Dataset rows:
________________________________________

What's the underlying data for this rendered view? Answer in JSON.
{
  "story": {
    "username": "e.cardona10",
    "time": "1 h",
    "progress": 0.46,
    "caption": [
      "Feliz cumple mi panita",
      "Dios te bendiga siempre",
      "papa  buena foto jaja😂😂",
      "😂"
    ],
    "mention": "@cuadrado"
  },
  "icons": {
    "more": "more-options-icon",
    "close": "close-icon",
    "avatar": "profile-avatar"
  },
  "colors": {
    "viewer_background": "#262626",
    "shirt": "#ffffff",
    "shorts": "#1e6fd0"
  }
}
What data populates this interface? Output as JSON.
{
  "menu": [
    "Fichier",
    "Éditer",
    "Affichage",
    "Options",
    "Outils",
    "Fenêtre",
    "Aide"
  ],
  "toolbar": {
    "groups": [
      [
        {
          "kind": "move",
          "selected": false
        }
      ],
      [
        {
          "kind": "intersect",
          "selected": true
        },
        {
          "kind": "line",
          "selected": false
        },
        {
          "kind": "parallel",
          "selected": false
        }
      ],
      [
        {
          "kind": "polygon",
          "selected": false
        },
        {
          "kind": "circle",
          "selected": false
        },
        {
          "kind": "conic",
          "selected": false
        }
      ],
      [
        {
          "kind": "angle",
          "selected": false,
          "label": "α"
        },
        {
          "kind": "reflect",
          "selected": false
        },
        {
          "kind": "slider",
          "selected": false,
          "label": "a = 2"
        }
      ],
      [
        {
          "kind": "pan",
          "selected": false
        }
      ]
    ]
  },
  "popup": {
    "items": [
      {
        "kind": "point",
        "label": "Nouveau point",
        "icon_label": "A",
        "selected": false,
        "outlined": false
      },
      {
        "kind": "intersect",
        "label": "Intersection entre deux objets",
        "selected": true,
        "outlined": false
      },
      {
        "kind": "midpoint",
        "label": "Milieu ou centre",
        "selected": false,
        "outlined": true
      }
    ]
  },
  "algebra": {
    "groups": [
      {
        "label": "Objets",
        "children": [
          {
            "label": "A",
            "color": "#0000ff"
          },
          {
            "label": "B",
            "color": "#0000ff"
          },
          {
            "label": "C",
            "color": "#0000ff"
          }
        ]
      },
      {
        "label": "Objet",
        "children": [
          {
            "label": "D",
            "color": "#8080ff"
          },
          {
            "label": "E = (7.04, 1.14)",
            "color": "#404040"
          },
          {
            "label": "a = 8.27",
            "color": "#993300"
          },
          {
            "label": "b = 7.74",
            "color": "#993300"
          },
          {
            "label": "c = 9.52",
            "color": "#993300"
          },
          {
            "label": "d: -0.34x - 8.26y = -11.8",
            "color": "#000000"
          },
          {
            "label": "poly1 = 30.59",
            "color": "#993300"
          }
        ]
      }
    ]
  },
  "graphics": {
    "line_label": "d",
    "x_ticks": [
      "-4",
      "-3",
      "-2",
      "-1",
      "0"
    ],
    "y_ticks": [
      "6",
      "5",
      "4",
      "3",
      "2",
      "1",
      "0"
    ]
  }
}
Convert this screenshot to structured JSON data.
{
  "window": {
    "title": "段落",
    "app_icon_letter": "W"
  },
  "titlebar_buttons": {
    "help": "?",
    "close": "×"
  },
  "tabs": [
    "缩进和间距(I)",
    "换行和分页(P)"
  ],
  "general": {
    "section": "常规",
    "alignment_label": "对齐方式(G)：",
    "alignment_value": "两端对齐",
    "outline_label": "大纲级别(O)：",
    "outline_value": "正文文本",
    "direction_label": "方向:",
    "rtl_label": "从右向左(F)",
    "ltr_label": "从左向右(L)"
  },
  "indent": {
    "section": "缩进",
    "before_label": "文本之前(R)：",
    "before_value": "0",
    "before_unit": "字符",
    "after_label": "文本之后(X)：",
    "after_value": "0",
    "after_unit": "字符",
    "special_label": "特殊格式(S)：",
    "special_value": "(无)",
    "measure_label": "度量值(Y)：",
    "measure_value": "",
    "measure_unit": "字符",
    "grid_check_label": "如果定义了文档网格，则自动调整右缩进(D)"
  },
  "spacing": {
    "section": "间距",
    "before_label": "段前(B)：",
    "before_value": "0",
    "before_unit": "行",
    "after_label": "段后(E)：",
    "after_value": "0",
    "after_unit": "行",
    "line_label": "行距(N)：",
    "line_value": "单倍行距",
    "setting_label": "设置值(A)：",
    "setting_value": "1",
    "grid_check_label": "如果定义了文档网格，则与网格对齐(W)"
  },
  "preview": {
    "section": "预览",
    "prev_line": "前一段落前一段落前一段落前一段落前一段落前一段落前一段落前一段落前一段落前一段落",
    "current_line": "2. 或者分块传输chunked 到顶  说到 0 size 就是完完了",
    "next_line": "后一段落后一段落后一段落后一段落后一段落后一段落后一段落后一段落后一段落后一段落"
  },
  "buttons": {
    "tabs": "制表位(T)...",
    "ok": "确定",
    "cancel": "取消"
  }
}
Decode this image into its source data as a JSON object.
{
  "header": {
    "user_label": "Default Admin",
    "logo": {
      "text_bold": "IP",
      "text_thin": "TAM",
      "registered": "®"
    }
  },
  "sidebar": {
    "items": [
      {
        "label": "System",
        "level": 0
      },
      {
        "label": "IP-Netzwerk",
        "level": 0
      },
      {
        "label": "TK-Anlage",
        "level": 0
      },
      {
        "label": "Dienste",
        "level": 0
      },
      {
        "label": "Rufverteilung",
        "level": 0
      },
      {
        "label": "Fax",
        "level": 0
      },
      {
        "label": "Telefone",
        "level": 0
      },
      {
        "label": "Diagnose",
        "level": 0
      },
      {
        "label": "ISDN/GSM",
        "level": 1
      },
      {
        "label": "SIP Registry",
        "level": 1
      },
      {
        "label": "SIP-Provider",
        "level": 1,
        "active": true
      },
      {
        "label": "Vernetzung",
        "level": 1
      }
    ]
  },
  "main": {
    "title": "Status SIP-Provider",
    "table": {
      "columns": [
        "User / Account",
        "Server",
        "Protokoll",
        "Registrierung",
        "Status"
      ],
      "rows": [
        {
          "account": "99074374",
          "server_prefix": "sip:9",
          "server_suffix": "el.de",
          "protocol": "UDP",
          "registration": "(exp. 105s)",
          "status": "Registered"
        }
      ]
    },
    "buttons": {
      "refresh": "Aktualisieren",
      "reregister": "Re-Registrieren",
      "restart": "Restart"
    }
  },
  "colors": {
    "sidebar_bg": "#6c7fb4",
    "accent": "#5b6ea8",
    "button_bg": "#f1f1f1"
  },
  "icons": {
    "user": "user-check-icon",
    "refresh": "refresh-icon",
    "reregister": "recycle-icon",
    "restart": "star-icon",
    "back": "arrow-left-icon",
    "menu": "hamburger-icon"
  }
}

________________________________________

* **Objective**
Look through the entries and work out how many lines have the word "JSON" in them; reply with that number only.

* **Answer for this exercise**
4